** Start EXERCISE INPUT **
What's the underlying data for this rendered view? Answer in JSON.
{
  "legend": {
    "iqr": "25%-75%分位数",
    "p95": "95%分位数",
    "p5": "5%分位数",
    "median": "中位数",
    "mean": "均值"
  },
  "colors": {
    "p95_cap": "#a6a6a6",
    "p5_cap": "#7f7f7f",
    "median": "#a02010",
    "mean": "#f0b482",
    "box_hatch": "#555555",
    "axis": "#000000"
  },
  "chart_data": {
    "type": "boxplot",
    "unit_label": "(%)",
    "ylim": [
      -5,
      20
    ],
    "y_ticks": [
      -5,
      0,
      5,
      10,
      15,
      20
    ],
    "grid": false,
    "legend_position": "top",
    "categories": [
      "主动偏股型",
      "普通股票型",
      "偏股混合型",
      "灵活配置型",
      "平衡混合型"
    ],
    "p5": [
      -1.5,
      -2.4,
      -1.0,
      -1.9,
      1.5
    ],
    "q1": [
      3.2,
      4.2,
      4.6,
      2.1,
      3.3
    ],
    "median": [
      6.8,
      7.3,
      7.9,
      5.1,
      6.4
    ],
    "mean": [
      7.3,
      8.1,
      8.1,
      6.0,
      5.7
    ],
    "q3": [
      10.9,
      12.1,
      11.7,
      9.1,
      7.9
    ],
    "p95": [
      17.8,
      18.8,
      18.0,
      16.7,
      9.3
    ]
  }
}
** End EXERCISE INPUT **
* [YOUR GOAL]: Your task is to repeat the data exactly; please include every line.

* [RESULT FOR THIS TASK]:
What's the underlying data for this rendered view? Answer in JSON.
{
  "legend": {
    "iqr": "25%-75%分位数",
    "p95": "95%分位数",
    "p5": "5%分位数",
    "median": "中位数",
    "mean": "均值"
  },
  "colors": {
    "p95_cap": "#a6a6a6",
    "p5_cap": "#7f7f7f",
    "median": "#a02010",
    "mean": "#f0b482",
    "box_hatch": "#555555",
    "axis": "#000000"
  },
  "chart_data": {
    "type": "boxplot",
    "unit_label": "(%)",
    "ylim": [
      -5,
      20
    ],
    "y_ticks": [
      -5,
      0,
      5,
      10,
      15,
      20
    ],
    "grid": false,
    "legend_position": "top",
    "categories": [
      "主动偏股型",
      "普通股票型",
      "偏股混合型",
      "灵活配置型",
      "平衡混合型"
    ],
    "p5": [
      -1.5,
      -2.4,
      -1.0,
      -1.9,
      1.5
    ],
    "q1": [
      3.2,
      4.2,
      4.6,
      2.1,
      3.3
    ],
    "median": [
      6.8,
      7.3,
      7.9,
      5.1,
      6.4
    ],
    "mean": [
      7.3,
      8.1,
      8.1,
      6.0,
      5.7
    ],
    "q3": [
      10.9,
      12.1,
      11.7,
      9.1,
      7.9
    ],
    "p95": [
      17.8,
      18.8,
      18.0,
      16.7,
      9.3
    ]
  }
}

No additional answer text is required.